#### Saved entries
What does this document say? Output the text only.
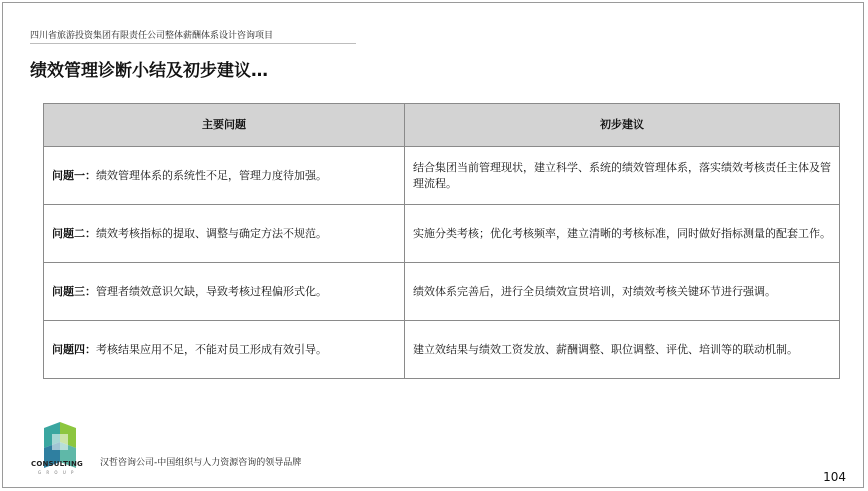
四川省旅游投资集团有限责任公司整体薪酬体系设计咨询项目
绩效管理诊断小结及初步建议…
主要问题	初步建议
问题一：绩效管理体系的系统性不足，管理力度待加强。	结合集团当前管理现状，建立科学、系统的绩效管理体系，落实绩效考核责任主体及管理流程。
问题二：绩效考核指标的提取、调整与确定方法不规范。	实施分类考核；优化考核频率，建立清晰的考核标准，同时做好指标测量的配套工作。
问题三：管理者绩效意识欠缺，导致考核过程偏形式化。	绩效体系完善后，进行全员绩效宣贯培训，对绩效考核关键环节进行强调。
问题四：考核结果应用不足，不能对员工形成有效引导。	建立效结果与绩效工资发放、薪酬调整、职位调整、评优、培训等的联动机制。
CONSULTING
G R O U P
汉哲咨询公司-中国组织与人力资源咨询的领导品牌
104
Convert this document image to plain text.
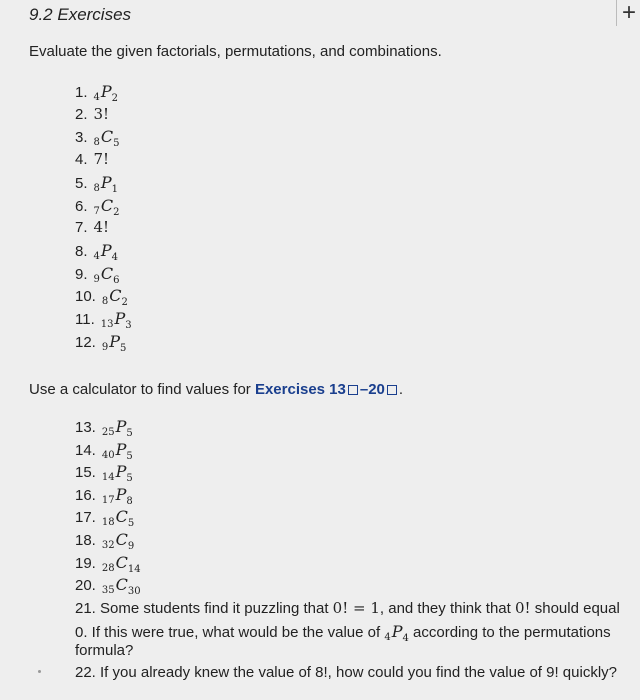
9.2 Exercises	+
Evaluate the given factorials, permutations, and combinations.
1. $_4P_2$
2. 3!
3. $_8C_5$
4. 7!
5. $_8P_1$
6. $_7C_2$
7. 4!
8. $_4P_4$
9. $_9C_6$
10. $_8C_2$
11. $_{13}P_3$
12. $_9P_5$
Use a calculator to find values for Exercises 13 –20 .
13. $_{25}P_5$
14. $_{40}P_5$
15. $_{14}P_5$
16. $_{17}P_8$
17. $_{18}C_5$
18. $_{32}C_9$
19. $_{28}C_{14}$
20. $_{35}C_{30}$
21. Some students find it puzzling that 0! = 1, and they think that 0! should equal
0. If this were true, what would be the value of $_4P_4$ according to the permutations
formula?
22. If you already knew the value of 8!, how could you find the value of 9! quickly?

#### TASK GOAL
Without the pictures, write out all of the material exactly.

#### PROBLEM SOLUTION
What does this document say? Output the text only.
四川省旅游投资集团有限责任公司整体薪酬体系设计咨询项目
绩效管理诊断小结及初步建议…
主要问题	初步建议
问题一：绩效管理体系的系统性不足，管理力度待加强。	结合集团当前管理现状，建立科学、系统的绩效管理体系，落实绩效考核责任主体及管理流程。
问题二：绩效考核指标的提取、调整与确定方法不规范。	实施分类考核；优化考核频率，建立清晰的考核标准，同时做好指标测量的配套工作。
问题三：管理者绩效意识欠缺，导致考核过程偏形式化。	绩效体系完善后，进行全员绩效宣贯培训，对绩效考核关键环节进行强调。
问题四：考核结果应用不足，不能对员工形成有效引导。	建立效结果与绩效工资发放、薪酬调整、职位调整、评优、培训等的联动机制。
CONSULTING
G R O U P
汉哲咨询公司-中国组织与人力资源咨询的领导品牌
104
Convert this document image to plain text.
9.2 Exercises	+
Evaluate the given factorials, permutations, and combinations.
1. $_4P_2$
2. 3!
3. $_8C_5$
4. 7!
5. $_8P_1$
6. $_7C_2$
7. 4!
8. $_4P_4$
9. $_9C_6$
10. $_8C_2$
11. $_{13}P_3$
12. $_9P_5$
Use a calculator to find values for Exercises 13 –20 .
13. $_{25}P_5$
14. $_{40}P_5$
15. $_{14}P_5$
16. $_{17}P_8$
17. $_{18}C_5$
18. $_{32}C_9$
19. $_{28}C_{14}$
20. $_{35}C_{30}$
21. Some students find it puzzling that 0! = 1, and they think that 0! should equal
0. If this were true, what would be the value of $_4P_4$ according to the permutations
formula?
22. If you already knew the value of 8!, how could you find the value of 9! quickly?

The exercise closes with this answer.